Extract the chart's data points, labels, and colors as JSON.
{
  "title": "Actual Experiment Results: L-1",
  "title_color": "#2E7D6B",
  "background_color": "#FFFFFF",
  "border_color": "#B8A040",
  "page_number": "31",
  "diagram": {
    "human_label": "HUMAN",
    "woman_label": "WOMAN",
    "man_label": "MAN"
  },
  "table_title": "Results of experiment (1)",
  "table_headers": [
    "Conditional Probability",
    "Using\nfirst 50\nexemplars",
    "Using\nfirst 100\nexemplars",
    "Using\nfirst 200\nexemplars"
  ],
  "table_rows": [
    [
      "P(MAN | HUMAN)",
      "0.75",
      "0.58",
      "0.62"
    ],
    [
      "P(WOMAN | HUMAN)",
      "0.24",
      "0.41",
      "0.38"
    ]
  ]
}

....

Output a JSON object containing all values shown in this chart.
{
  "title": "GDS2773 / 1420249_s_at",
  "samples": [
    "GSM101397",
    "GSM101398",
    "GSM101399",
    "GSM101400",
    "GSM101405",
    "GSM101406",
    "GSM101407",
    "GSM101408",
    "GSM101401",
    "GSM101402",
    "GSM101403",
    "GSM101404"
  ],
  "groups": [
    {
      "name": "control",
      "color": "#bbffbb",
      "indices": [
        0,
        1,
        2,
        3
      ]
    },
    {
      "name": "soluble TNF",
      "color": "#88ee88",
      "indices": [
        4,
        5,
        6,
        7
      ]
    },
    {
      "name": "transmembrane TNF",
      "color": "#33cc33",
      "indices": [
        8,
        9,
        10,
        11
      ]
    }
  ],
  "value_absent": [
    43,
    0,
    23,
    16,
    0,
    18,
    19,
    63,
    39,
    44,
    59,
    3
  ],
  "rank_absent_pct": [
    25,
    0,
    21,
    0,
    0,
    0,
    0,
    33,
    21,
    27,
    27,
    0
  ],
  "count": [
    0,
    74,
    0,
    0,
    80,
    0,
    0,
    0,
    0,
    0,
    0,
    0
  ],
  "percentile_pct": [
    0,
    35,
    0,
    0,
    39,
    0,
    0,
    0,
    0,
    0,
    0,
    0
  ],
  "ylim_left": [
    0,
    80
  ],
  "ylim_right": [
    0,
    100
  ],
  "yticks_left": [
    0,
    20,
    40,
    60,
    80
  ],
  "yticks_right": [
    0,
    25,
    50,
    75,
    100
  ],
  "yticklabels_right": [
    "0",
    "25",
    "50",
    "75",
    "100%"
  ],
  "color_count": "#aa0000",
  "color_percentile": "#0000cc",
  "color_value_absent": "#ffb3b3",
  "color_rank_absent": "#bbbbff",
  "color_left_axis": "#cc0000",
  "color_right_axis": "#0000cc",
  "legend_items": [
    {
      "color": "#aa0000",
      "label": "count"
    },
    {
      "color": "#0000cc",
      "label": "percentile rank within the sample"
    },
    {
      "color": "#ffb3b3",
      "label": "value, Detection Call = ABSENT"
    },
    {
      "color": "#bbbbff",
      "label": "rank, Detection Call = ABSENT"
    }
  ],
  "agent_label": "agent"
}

....

→ **Written instruction**: Copy all lines from the listing that contain "Call".

→ **Complete answer**:
      "label": "value, Detection Call = ABSENT"
      "label": "rank, Detection Call = ABSENT"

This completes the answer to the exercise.